• Exercise input

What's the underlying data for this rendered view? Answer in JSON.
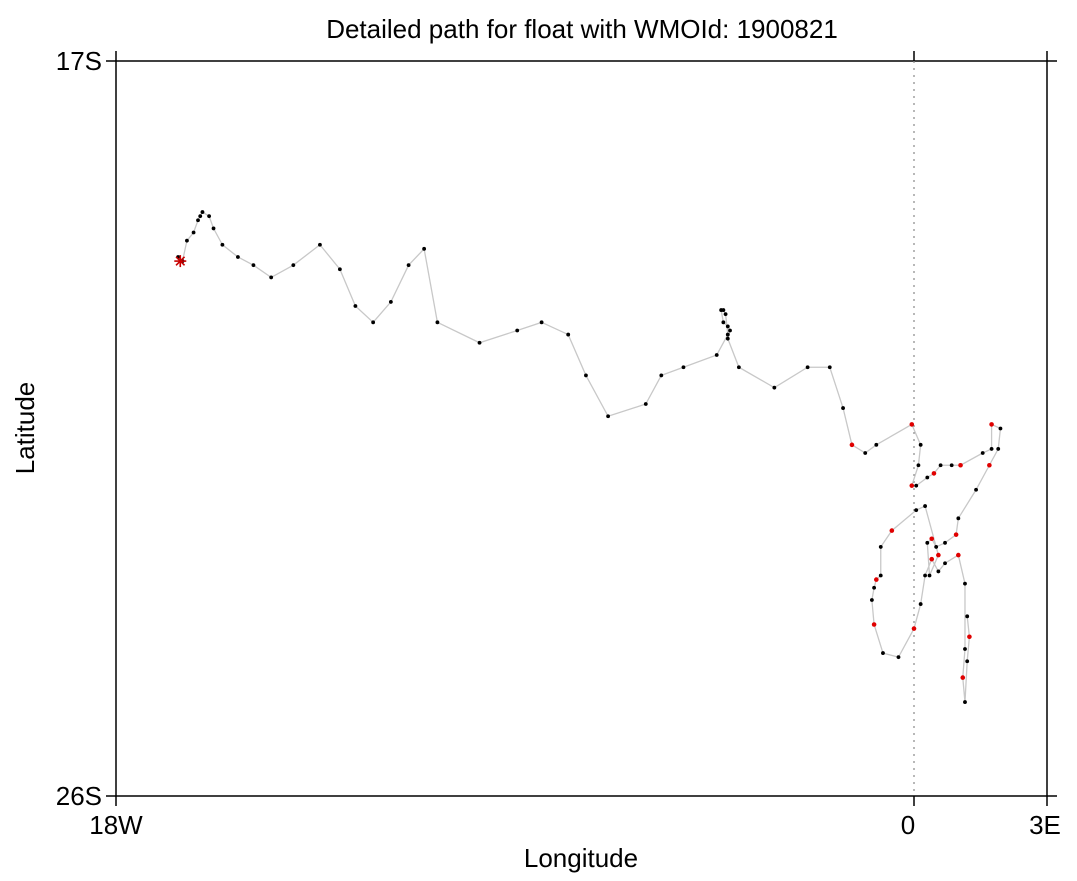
{
  "chart_data": {
    "type": "scatter",
    "title": "Detailed path for float with WMOId: 1900821",
    "xlabel": "Longitude",
    "ylabel": "Latitude",
    "xlim": [
      -18,
      3
    ],
    "ylim": [
      -26,
      -17
    ],
    "x_ticks": [
      {
        "value": -18,
        "label": "18W"
      },
      {
        "value": 0,
        "label": "0"
      },
      {
        "value": 3,
        "label": "3E"
      }
    ],
    "y_ticks": [
      {
        "value": -17,
        "label": "17S"
      },
      {
        "value": -26,
        "label": "26S"
      }
    ],
    "reference_line": {
      "x": 0,
      "style": "dotted"
    },
    "colors": {
      "path": "#c8c8c8",
      "point": "#000000",
      "recent_point": "#e00000",
      "marker": "#c80000"
    },
    "series": [
      {
        "values": [
          [
            -16.6,
            -19.4
          ],
          [
            -16.5,
            -19.45
          ],
          [
            -16.4,
            -19.2
          ],
          [
            -16.25,
            -19.1
          ],
          [
            -16.15,
            -18.95
          ],
          [
            -16.1,
            -18.9
          ],
          [
            -16.05,
            -18.85
          ],
          [
            -15.9,
            -18.9
          ],
          [
            -15.8,
            -19.05
          ],
          [
            -15.6,
            -19.25
          ],
          [
            -15.25,
            -19.4
          ],
          [
            -14.9,
            -19.5
          ],
          [
            -14.5,
            -19.65
          ],
          [
            -14,
            -19.5
          ],
          [
            -13.4,
            -19.25
          ],
          [
            -12.95,
            -19.55
          ],
          [
            -12.6,
            -20.0
          ],
          [
            -12.2,
            -20.2
          ],
          [
            -11.8,
            -19.95
          ],
          [
            -11.4,
            -19.5
          ],
          [
            -11.05,
            -19.3
          ],
          [
            -10.75,
            -20.2
          ],
          [
            -9.8,
            -20.45
          ],
          [
            -8.95,
            -20.3
          ],
          [
            -8.4,
            -20.2
          ],
          [
            -7.8,
            -20.35
          ],
          [
            -7.4,
            -20.85
          ],
          [
            -6.9,
            -21.35
          ],
          [
            -6.05,
            -21.2
          ],
          [
            -5.7,
            -20.85
          ],
          [
            -5.2,
            -20.75
          ],
          [
            -4.45,
            -20.6
          ],
          [
            -4.2,
            -20.35
          ],
          [
            -4.25,
            -20.1
          ],
          [
            -4.3,
            -20.05
          ],
          [
            -4.35,
            -20.05
          ],
          [
            -4.3,
            -20.2
          ],
          [
            -4.2,
            -20.25
          ],
          [
            -4.15,
            -20.3
          ],
          [
            -4.2,
            -20.4
          ],
          [
            -3.95,
            -20.75
          ],
          [
            -3.15,
            -21.0
          ],
          [
            -2.4,
            -20.75
          ],
          [
            -1.9,
            -20.75
          ],
          [
            -1.6,
            -21.25
          ],
          [
            -1.4,
            -21.7
          ],
          [
            -1.1,
            -21.8
          ],
          [
            -0.85,
            -21.7
          ],
          [
            -0.05,
            -21.45
          ],
          [
            0.15,
            -21.7
          ],
          [
            0.1,
            -21.95
          ],
          [
            -0.05,
            -22.2
          ],
          [
            0.05,
            -22.2
          ],
          [
            0.3,
            -22.1
          ],
          [
            0.45,
            -22.05
          ],
          [
            0.6,
            -21.95
          ],
          [
            0.85,
            -21.95
          ],
          [
            1.05,
            -21.95
          ],
          [
            1.55,
            -21.8
          ],
          [
            1.75,
            -21.75
          ],
          [
            1.75,
            -21.45
          ],
          [
            1.95,
            -21.5
          ],
          [
            1.9,
            -21.75
          ],
          [
            1.7,
            -21.95
          ],
          [
            1.4,
            -22.25
          ],
          [
            1.0,
            -22.6
          ],
          [
            0.95,
            -22.8
          ],
          [
            0.7,
            -22.9
          ],
          [
            0.5,
            -22.95
          ],
          [
            0.4,
            -22.85
          ],
          [
            0.3,
            -22.9
          ],
          [
            0.35,
            -23.3
          ],
          [
            0.55,
            -23.05
          ],
          [
            0.25,
            -22.45
          ],
          [
            0.05,
            -22.5
          ],
          [
            -0.5,
            -22.75
          ],
          [
            -0.75,
            -22.95
          ],
          [
            -0.75,
            -23.3
          ],
          [
            -0.85,
            -23.35
          ],
          [
            -0.9,
            -23.45
          ],
          [
            -0.95,
            -23.6
          ],
          [
            -0.9,
            -23.9
          ],
          [
            -0.7,
            -24.25
          ],
          [
            -0.35,
            -24.3
          ],
          [
            0.0,
            -23.95
          ],
          [
            0.15,
            -23.65
          ],
          [
            0.25,
            -23.3
          ],
          [
            0.4,
            -23.1
          ],
          [
            0.55,
            -23.25
          ],
          [
            0.7,
            -23.15
          ],
          [
            1.0,
            -23.05
          ],
          [
            1.15,
            -23.4
          ],
          [
            1.15,
            -24.2
          ],
          [
            1.1,
            -24.55
          ],
          [
            1.15,
            -24.85
          ],
          [
            1.2,
            -24.35
          ],
          [
            1.25,
            -24.05
          ],
          [
            1.2,
            -23.8
          ]
        ],
        "recent_from_index": 45
      }
    ],
    "red_markers": [
      [
        -16.65,
        -19.45
      ]
    ],
    "deployment_marker": [
      -16.55,
      -19.45
    ]
  }
}
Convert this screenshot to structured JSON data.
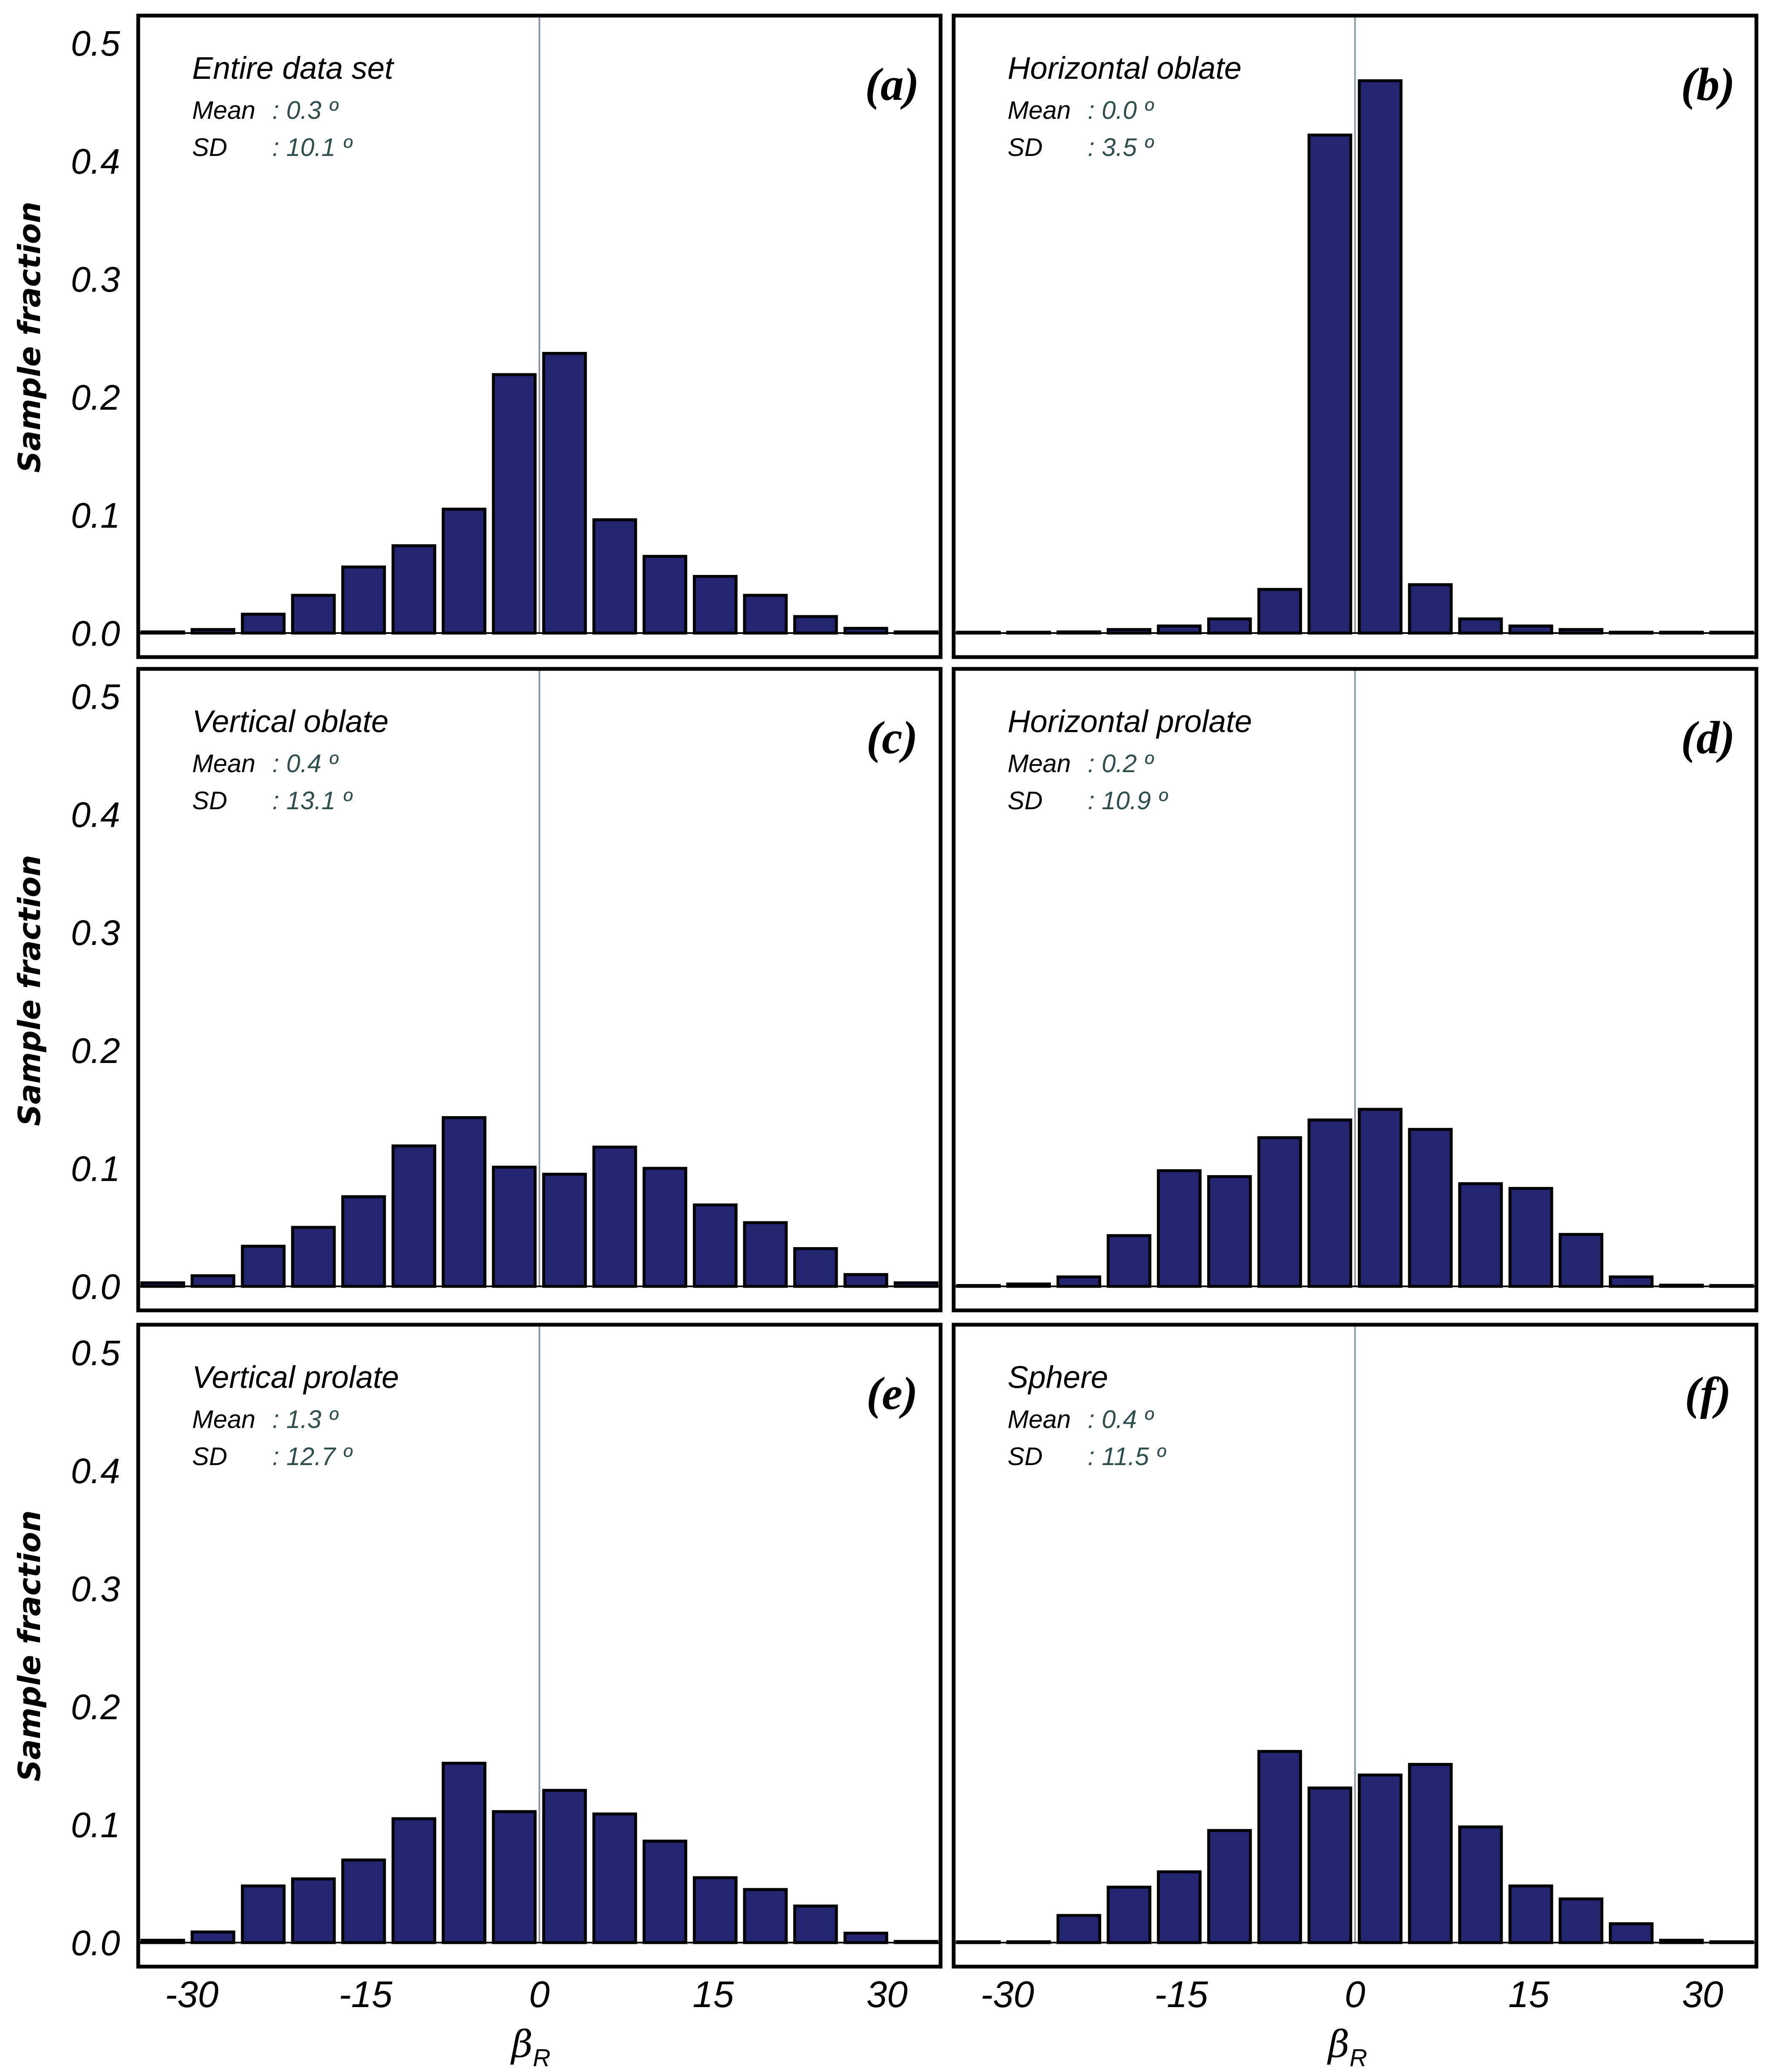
{
  "chart_data": {
    "type": "bar",
    "layout": "3x2 grid of histograms",
    "shared_ylabel": "Sample fraction",
    "shared_xlabel": "β",
    "shared_xlabel_subscript": "R",
    "ylim": [
      0,
      0.5
    ],
    "yticks": [
      "0.0",
      "0.1",
      "0.2",
      "0.3",
      "0.4",
      "0.5"
    ],
    "ytick_values": [
      0,
      0.1,
      0.2,
      0.3,
      0.4,
      0.5
    ],
    "xlim": [
      -35,
      35
    ],
    "xticks": [
      "-30",
      "-15",
      "0",
      "15",
      "30"
    ],
    "xtick_values": [
      -30,
      -15,
      0,
      15,
      30
    ],
    "bin_centers": [
      -32.5,
      -28.17,
      -23.83,
      -19.5,
      -15.17,
      -10.83,
      -6.5,
      -2.17,
      2.17,
      6.5,
      10.83,
      15.17,
      19.5,
      23.83,
      28.17,
      32.5
    ],
    "reference_line_x": 0,
    "bar_color": "#232571",
    "stat_value_color": "#2f4f4f",
    "panels": [
      {
        "label": "(a)",
        "title": "Entire data set",
        "mean_key": "Mean",
        "mean": ": 0.3 º",
        "sd_key": "SD",
        "sd": ": 10.1 º",
        "values": [
          0.001,
          0.003,
          0.016,
          0.032,
          0.056,
          0.074,
          0.105,
          0.219,
          0.237,
          0.096,
          0.065,
          0.048,
          0.032,
          0.014,
          0.004,
          0.001
        ]
      },
      {
        "label": "(b)",
        "title": "Horizontal oblate",
        "mean_key": "Mean",
        "mean": ": 0.0 º",
        "sd_key": "SD",
        "sd": ": 3.5 º",
        "values": [
          0.0,
          0.0,
          0.001,
          0.003,
          0.006,
          0.012,
          0.037,
          0.422,
          0.468,
          0.041,
          0.012,
          0.006,
          0.003,
          0.0,
          0.0,
          0.0
        ]
      },
      {
        "label": "(c)",
        "title": "Vertical oblate",
        "mean_key": "Mean",
        "mean": ": 0.4 º",
        "sd_key": "SD",
        "sd": ": 13.1 º",
        "values": [
          0.003,
          0.009,
          0.034,
          0.05,
          0.076,
          0.119,
          0.143,
          0.101,
          0.095,
          0.118,
          0.1,
          0.069,
          0.054,
          0.032,
          0.01,
          0.003
        ]
      },
      {
        "label": "(d)",
        "title": "Horizontal  prolate",
        "mean_key": "Mean",
        "mean": ": 0.2 º",
        "sd_key": "SD",
        "sd": ": 10.9 º",
        "values": [
          0.0,
          0.002,
          0.008,
          0.043,
          0.098,
          0.093,
          0.126,
          0.141,
          0.15,
          0.133,
          0.087,
          0.083,
          0.044,
          0.008,
          0.001,
          0.0
        ]
      },
      {
        "label": "(e)",
        "title": "Vertical prolate",
        "mean_key": "Mean",
        "mean": ": 1.3 º",
        "sd_key": "SD",
        "sd": ": 12.7 º",
        "values": [
          0.002,
          0.009,
          0.048,
          0.054,
          0.07,
          0.105,
          0.152,
          0.111,
          0.129,
          0.109,
          0.086,
          0.055,
          0.045,
          0.031,
          0.008,
          0.001
        ]
      },
      {
        "label": "(f)",
        "title": "Sphere",
        "mean_key": "Mean",
        "mean": ": 0.4 º",
        "sd_key": "SD",
        "sd": ": 11.5 º",
        "values": [
          0.0,
          0.0,
          0.023,
          0.047,
          0.06,
          0.095,
          0.162,
          0.131,
          0.142,
          0.151,
          0.098,
          0.048,
          0.037,
          0.016,
          0.002,
          0.0
        ]
      }
    ]
  }
}
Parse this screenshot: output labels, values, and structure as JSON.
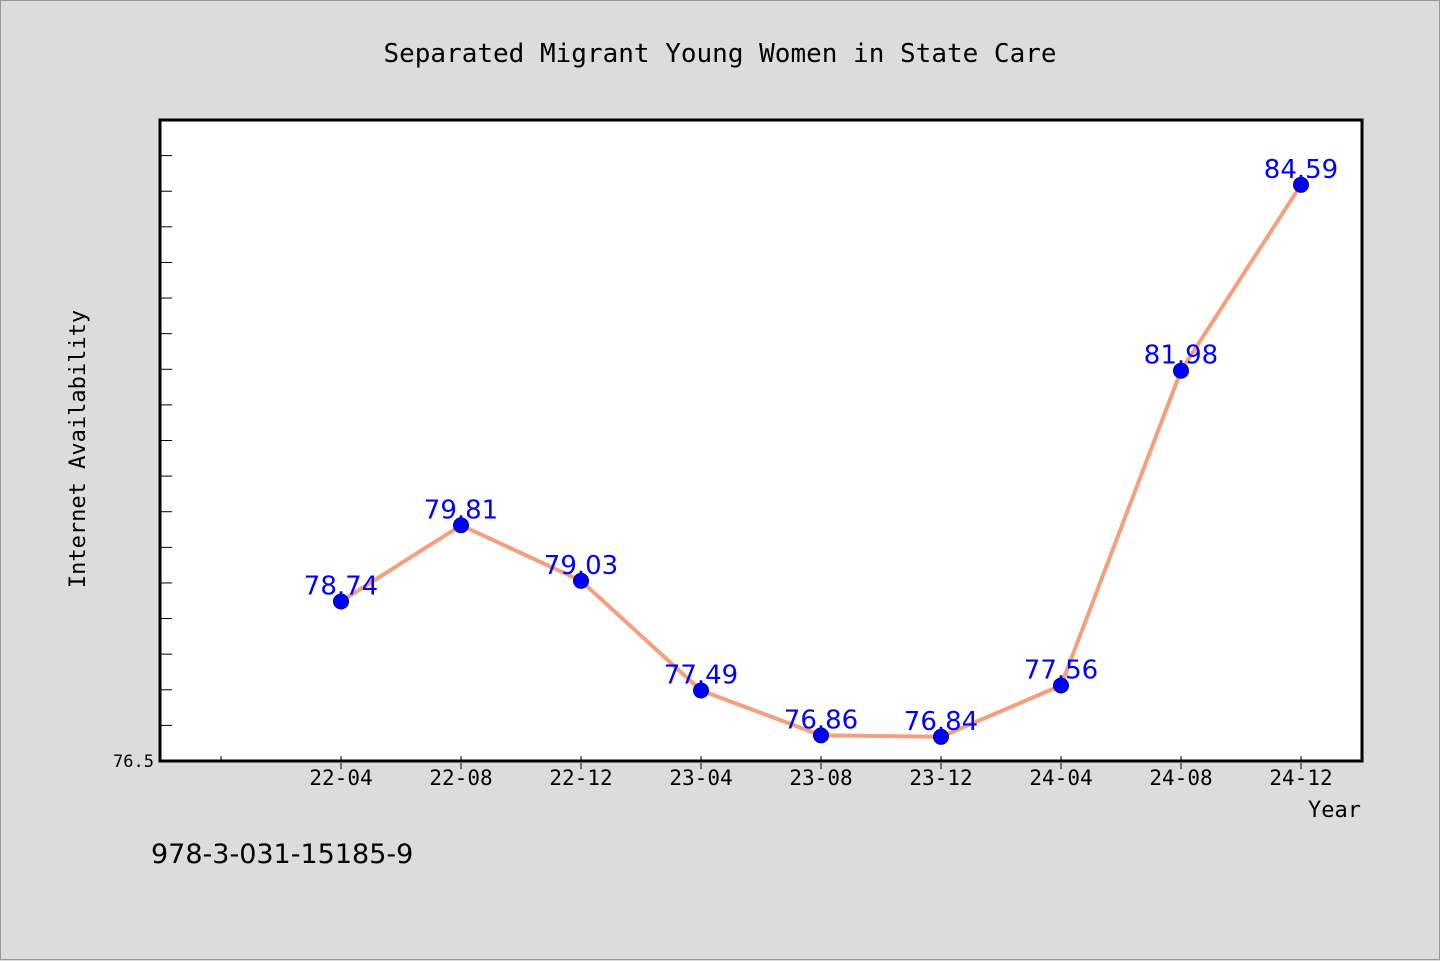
{
  "chart_data": {
    "type": "line",
    "title": "Separated Migrant Young Women in State Care",
    "xlabel": "Year",
    "ylabel": "Internet Availability",
    "categories": [
      "22-04",
      "22-08",
      "22-12",
      "23-04",
      "23-08",
      "23-12",
      "24-04",
      "24-08",
      "24-12"
    ],
    "values": [
      78.74,
      79.81,
      79.03,
      77.49,
      76.86,
      76.84,
      77.56,
      81.98,
      84.59
    ],
    "data_labels": [
      "78.74",
      "79.81",
      "79.03",
      "77.49",
      "76.86",
      "76.84",
      "77.56",
      "81.98",
      "84.59"
    ],
    "ylim": [
      76.5,
      85.5
    ],
    "y_tick_label": "76.5",
    "grid": false,
    "line_color": "#f4a07e",
    "marker_color": "#0000ff",
    "data_label_color": "#0000ff",
    "background_color": "#dcdcdc",
    "plot_background_color": "#ffffff"
  },
  "footer": {
    "isbn": "978-3-031-15185-9"
  }
}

• To do
Give again, unchanged, only the lines from the line containing "Parse this screenshot: output" to the last line of the records above. Pictures do not belong in the copy.

• Reply to the exercise
Parse this screenshot: output labels, values, and structure as JSON.
{
  "chart_data": {
    "type": "line",
    "title": "Separated Migrant Young Women in State Care",
    "xlabel": "Year",
    "ylabel": "Internet Availability",
    "categories": [
      "22-04",
      "22-08",
      "22-12",
      "23-04",
      "23-08",
      "23-12",
      "24-04",
      "24-08",
      "24-12"
    ],
    "values": [
      78.74,
      79.81,
      79.03,
      77.49,
      76.86,
      76.84,
      77.56,
      81.98,
      84.59
    ],
    "data_labels": [
      "78.74",
      "79.81",
      "79.03",
      "77.49",
      "76.86",
      "76.84",
      "77.56",
      "81.98",
      "84.59"
    ],
    "ylim": [
      76.5,
      85.5
    ],
    "y_tick_label": "76.5",
    "grid": false,
    "line_color": "#f4a07e",
    "marker_color": "#0000ff",
    "data_label_color": "#0000ff",
    "background_color": "#dcdcdc",
    "plot_background_color": "#ffffff"
  },
  "footer": {
    "isbn": "978-3-031-15185-9"
  }
}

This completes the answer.